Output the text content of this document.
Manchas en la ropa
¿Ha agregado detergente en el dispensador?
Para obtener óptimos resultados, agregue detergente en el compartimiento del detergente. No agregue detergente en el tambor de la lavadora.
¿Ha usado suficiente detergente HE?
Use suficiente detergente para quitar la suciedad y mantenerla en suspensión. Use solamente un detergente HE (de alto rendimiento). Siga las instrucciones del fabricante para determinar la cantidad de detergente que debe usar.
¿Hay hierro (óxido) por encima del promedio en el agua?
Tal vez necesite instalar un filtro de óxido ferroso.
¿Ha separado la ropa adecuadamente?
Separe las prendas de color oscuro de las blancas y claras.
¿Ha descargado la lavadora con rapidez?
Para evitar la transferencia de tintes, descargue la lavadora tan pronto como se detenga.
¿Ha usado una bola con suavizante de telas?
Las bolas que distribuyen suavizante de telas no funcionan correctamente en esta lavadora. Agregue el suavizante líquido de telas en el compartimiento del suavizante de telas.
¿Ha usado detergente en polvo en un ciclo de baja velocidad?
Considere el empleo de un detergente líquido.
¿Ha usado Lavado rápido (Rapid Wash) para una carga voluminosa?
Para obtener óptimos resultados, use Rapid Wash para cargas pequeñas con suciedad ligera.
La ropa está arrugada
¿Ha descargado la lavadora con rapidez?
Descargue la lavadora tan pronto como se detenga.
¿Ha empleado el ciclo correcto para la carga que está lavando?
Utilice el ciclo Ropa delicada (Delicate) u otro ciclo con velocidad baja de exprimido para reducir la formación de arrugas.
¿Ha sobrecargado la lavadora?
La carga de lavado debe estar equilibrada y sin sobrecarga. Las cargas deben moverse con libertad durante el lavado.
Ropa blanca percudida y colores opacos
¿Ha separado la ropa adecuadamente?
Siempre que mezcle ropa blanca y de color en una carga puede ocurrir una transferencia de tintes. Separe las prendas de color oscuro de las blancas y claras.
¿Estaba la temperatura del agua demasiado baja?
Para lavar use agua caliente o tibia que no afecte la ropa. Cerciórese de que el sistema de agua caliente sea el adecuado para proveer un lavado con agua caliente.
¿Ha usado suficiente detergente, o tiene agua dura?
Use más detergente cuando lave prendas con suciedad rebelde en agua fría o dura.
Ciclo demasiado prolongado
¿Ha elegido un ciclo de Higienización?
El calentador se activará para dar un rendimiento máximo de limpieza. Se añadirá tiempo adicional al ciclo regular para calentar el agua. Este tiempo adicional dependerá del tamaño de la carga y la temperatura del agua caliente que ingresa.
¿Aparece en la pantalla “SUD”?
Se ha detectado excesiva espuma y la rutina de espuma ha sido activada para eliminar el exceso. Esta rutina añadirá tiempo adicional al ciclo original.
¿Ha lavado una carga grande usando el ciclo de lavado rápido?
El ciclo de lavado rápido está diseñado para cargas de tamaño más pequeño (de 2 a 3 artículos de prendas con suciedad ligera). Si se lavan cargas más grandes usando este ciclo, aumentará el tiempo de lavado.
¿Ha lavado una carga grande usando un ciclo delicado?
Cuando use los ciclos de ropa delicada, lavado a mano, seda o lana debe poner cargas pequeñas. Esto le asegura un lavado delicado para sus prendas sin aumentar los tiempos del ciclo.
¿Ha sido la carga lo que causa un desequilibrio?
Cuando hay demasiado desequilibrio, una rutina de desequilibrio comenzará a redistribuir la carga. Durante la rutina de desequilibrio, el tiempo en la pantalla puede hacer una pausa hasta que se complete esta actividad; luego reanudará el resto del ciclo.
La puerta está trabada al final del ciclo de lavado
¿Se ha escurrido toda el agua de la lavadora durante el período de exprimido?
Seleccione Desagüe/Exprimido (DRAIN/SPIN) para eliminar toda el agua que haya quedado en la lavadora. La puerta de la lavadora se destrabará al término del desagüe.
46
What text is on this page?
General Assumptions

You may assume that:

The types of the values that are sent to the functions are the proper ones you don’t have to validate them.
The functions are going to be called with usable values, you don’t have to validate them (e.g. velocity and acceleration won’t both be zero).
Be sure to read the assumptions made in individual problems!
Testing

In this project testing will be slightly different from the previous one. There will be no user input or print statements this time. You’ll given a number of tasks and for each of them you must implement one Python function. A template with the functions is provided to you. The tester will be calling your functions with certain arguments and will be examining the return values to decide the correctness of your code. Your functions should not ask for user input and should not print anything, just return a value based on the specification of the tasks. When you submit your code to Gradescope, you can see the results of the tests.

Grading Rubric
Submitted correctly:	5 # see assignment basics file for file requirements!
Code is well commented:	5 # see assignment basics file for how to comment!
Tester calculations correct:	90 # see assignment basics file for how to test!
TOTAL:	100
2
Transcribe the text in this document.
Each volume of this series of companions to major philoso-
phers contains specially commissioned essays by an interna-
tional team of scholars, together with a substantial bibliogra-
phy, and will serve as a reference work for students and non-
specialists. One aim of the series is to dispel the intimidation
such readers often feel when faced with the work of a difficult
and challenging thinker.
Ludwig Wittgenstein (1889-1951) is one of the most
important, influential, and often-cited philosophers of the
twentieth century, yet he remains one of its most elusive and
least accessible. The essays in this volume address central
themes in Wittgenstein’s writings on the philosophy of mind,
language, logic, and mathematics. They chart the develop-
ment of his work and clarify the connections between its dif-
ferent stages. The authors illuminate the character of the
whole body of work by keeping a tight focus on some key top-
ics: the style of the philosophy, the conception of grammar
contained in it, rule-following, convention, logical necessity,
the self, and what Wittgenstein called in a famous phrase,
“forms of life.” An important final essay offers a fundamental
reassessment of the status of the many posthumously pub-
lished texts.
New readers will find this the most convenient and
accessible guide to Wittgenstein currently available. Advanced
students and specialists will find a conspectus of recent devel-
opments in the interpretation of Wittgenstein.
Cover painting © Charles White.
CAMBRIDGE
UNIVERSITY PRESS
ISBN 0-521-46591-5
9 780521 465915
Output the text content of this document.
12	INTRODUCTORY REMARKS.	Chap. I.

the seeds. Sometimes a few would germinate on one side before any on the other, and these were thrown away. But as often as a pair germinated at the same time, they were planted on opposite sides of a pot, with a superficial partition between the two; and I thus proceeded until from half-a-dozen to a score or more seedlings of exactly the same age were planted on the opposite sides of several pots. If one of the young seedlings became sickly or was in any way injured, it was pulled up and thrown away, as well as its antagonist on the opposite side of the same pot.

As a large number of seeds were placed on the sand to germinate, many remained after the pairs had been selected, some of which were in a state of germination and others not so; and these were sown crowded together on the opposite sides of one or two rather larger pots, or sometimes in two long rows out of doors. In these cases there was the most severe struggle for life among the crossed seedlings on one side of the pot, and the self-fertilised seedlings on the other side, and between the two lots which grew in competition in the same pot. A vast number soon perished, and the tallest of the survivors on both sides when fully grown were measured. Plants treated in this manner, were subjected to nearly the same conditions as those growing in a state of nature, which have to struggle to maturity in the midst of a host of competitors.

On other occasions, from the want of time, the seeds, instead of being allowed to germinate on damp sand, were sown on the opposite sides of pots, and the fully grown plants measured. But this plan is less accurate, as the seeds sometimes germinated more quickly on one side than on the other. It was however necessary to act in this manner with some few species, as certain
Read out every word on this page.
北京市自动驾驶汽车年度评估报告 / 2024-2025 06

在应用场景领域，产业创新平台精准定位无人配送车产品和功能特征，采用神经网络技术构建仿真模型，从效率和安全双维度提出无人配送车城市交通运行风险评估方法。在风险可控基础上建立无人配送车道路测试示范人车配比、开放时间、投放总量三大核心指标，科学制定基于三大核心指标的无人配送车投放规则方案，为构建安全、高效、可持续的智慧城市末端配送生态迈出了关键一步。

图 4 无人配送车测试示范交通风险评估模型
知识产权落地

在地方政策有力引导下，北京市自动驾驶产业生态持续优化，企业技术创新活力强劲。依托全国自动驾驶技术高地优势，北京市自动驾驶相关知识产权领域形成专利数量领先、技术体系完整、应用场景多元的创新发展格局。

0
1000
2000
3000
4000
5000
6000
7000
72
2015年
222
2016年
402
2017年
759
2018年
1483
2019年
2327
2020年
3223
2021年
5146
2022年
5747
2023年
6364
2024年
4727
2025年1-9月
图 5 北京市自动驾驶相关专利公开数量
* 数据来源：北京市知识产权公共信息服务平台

☆ ☆ ☆ ☆

Read through the entries and copy every line that includes "students".

SOLUTION
phy, and will serve as a reference work for students and non-
students and specialists will find a conspectus of recent devel-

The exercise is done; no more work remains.